Identify the lines bearing the string "текст" and gather them.

• **Extracted entries**
====

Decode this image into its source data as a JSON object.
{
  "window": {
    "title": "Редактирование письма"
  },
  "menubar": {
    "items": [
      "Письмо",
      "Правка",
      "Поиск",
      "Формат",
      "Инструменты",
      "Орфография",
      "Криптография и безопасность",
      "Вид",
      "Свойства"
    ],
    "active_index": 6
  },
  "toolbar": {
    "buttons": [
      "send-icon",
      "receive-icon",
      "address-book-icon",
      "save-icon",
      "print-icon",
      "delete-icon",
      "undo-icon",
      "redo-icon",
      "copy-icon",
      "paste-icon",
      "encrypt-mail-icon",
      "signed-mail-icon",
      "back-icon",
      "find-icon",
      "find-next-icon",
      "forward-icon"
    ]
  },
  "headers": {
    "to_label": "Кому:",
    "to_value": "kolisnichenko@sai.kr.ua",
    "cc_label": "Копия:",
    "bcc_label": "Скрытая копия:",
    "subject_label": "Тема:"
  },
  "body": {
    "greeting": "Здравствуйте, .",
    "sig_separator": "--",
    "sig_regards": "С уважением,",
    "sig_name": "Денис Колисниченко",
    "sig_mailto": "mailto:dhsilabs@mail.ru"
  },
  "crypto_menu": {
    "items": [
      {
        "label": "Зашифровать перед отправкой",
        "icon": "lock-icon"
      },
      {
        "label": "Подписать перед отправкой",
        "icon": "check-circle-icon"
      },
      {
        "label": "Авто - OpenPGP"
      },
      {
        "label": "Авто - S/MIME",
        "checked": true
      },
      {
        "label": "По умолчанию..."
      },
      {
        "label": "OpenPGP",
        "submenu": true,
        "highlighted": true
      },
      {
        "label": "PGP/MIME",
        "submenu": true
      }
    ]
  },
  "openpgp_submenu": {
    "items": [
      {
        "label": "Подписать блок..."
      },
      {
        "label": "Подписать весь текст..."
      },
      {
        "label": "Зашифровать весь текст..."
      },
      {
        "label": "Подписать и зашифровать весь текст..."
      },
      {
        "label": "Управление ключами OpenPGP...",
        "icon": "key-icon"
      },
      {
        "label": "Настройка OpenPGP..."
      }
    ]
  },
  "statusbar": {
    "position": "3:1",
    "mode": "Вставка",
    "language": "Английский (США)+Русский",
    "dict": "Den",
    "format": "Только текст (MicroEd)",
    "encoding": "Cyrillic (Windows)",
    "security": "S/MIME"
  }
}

====

• **Written solution**
        "label": "Подписать весь текст..."
        "label": "Зашифровать весь текст..."
        "label": "Подписать и зашифровать весь текст..."
    "format": "Только текст (MicroEd)",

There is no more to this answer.